[[ Data extract, beginning ]]
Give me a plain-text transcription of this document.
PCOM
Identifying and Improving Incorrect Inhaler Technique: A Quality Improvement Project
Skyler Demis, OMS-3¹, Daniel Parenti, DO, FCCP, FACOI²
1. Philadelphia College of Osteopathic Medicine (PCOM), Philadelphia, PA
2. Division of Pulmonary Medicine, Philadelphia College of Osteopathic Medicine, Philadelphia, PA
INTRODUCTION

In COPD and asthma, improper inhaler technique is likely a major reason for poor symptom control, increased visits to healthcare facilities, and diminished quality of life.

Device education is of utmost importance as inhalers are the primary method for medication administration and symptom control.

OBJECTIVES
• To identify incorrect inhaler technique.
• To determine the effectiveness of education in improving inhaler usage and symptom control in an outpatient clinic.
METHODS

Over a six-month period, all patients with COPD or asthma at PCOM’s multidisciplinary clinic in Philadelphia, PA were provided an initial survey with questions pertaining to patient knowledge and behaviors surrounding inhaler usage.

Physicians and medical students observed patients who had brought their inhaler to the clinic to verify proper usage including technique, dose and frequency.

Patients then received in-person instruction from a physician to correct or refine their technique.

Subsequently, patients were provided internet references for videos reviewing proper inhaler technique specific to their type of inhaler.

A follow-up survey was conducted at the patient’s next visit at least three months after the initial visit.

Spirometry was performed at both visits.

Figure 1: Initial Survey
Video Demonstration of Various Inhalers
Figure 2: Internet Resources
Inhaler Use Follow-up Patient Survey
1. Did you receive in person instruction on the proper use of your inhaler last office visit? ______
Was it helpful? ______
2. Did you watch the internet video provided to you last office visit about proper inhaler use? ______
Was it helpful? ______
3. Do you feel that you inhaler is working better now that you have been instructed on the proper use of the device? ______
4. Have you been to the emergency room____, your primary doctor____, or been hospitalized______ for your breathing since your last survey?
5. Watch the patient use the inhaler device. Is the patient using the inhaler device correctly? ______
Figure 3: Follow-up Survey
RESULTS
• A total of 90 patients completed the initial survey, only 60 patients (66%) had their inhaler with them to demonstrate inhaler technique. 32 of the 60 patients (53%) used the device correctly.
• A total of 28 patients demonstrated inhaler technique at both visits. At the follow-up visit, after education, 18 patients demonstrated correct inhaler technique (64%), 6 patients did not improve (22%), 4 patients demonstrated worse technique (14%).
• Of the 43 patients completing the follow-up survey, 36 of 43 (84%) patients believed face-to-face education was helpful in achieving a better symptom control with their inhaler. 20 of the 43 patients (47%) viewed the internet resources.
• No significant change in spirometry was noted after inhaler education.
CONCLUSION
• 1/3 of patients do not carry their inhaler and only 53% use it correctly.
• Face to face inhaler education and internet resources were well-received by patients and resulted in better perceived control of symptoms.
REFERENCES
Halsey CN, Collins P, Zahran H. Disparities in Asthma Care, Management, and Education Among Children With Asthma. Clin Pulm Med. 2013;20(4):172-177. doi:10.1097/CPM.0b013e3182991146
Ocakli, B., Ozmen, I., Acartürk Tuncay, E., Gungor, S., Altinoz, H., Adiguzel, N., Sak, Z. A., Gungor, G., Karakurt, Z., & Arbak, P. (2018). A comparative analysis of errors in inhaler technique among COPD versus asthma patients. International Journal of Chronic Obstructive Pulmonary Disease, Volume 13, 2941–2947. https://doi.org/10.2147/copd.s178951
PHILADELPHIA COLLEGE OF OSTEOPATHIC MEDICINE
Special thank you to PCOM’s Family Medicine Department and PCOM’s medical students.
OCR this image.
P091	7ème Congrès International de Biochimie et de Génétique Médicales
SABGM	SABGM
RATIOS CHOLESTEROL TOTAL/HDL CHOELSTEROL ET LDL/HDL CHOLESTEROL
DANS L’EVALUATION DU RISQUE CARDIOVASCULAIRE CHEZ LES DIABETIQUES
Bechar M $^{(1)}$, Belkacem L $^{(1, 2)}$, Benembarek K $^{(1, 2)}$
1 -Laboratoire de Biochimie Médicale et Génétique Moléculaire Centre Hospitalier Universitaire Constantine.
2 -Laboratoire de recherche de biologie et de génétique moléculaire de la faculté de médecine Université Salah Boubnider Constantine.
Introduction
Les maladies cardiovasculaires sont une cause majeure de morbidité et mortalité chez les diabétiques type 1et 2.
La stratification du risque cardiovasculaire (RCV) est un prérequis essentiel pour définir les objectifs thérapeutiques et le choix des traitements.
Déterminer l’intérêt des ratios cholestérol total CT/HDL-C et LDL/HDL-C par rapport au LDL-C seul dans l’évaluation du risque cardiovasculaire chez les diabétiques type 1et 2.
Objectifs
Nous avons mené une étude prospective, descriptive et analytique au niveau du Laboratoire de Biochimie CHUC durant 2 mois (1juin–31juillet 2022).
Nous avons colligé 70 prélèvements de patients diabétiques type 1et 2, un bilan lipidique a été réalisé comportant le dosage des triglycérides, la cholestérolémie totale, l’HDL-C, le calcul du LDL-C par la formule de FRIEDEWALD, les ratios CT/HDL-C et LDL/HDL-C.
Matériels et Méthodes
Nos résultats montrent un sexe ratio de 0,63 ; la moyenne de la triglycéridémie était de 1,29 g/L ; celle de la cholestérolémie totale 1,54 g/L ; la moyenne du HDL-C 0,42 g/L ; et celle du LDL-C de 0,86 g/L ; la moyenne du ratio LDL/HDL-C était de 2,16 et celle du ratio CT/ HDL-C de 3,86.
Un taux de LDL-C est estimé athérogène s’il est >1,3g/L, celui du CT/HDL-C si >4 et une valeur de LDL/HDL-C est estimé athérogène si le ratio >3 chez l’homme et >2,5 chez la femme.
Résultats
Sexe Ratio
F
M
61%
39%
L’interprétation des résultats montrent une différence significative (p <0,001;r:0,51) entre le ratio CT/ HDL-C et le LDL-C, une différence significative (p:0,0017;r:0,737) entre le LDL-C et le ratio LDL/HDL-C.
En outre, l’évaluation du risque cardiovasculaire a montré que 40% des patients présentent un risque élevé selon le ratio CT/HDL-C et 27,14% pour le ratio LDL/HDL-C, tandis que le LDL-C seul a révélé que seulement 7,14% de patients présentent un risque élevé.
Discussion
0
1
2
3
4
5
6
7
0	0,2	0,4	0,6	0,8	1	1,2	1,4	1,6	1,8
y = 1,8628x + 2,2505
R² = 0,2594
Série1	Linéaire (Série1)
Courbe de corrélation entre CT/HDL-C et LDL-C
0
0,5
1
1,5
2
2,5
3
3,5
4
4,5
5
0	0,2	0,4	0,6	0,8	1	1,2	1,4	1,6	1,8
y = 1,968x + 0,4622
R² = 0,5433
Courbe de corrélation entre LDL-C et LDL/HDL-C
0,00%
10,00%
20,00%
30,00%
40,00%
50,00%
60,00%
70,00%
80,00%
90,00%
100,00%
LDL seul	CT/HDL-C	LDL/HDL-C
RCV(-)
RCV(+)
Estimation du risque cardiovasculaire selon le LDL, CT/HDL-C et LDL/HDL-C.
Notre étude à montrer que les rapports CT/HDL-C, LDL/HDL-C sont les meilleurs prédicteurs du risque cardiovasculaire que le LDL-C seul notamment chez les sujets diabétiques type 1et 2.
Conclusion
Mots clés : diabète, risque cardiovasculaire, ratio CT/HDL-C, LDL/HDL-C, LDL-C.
[[ Data extract, end ]]
— How to complete this task —
In the records above, find every line containing the word "Courbe" and show it.

— Solution to this problem —
Courbe de corrélation entre CT/HDL-C et LDL-C
Courbe de corrélation entre LDL-C et LDL/HDL-C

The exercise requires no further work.